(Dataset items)
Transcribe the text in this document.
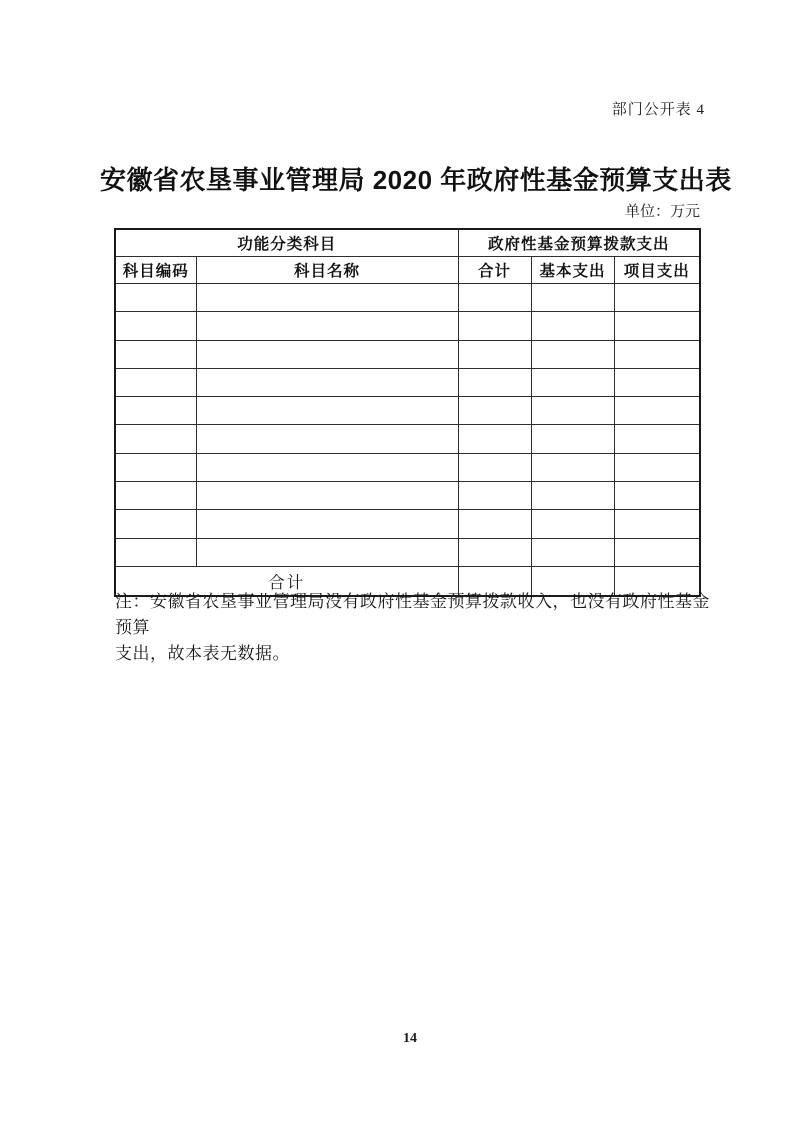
部门公开表 4
安徽省农垦事业管理局 2020 年政府性基金预算支出表
单位：万元
功能分类科目		政府性基金预算拨款支出		
科目编码	科目名称	合计	基本支出	项目支出

合计				

注：安徽省农垦事业管理局没有政府性基金预算拨款收入，也没有政府性基金预算
支出，故本表无数据。

14
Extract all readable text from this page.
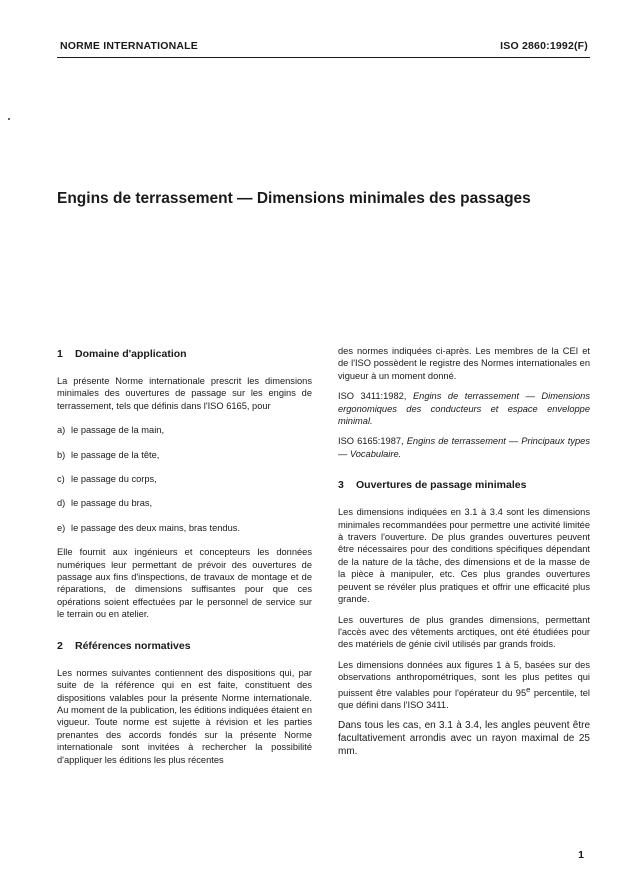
NORME INTERNATIONALE	ISO 2860:1992(F)
Engins de terrassement — Dimensions minimales des passages
1 Domaine d'application

La présente Norme internationale prescrit les dimensions minimales des ouvertures de passage sur les engins de terrassement, tels que définis dans l'ISO 6165, pour

a) le passage de la main,
b) le passage de la tête,
c) le passage du corps,
d) le passage du bras,
e) le passage des deux mains, bras tendus.

Elle fournit aux ingénieurs et concepteurs les données numériques leur permettant de prévoir des ouvertures de passage aux fins d'inspections, de travaux de montage et de réparations, de dimensions suffisantes pour que ces opérations soient effectuées par le personnel de service sur le terrain ou en atelier.

2 Références normatives

Les normes suivantes contiennent des dispositions qui, par suite de la référence qui en est faite, constituent des dispositions valables pour la présente Norme internationale. Au moment de la publication, les éditions indiquées étaient en vigueur. Toute norme est sujette à révision et les parties prenantes des accords fondés sur la présente Norme internationale sont invitées à rechercher la possibilité d'appliquer les éditions les plus récentes

des normes indiquées ci-après. Les membres de la CEI et de l'ISO possèdent le registre des Normes internationales en vigueur à un moment donné.

ISO 3411:1982, Engins de terrassement — Dimensions ergonomiques des conducteurs et espace enveloppe minimal.

ISO 6165:1987, Engins de terrassement — Principaux types — Vocabulaire.

3 Ouvertures de passage minimales

Les dimensions indiquées en 3.1 à 3.4 sont les dimensions minimales recommandées pour permettre une activité limitée à travers l'ouverture. De plus grandes ouvertures peuvent être nécessaires pour des conditions spécifiques dépendant de la nature de la tâche, des dimensions et de la masse de la pièce à manipuler, etc. Ces plus grandes ouvertures peuvent se révéler plus pratiques et offrir une efficacité plus grande.

Les ouvertures de plus grandes dimensions, permettant l'accès avec des vêtements arctiques, ont été étudiées pour des matériels de génie civil utilisés par grands froids.

Les dimensions données aux figures 1 à 5, basées sur des observations anthropométriques, sont les plus petites qui puissent être valables pour l'opérateur du 95e percentile, tel que défini dans l'ISO 3411.

Dans tous les cas, en 3.1 à 3.4, les angles peuvent être facultativement arrondis avec un rayon maximal de 25 mm.

1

## [EXERCISE TASK]
From the entries above, extract each line containing "être".

## [SOLUTION FOR THIS TASK]
Les dimensions indiquées en 3.1 à 3.4 sont les dimensions minimales recommandées pour permettre une activité limitée à travers l'ouverture. De plus grandes ouvertures peuvent être nécessaires pour des conditions spécifiques dépendant de la nature de la tâche, des dimensions et de la masse de la pièce à manipuler, etc. Ces plus grandes ouvertures peuvent se révéler plus pratiques et offrir une efficacité plus grande.
Les dimensions données aux figures 1 à 5, basées sur des observations anthropométriques, sont les plus petites qui puissent être valables pour l'opérateur du 95e percentile, tel que défini dans l'ISO 3411.
Dans tous les cas, en 3.1 à 3.4, les angles peuvent être facultativement arrondis avec un rayon maximal de 25 mm.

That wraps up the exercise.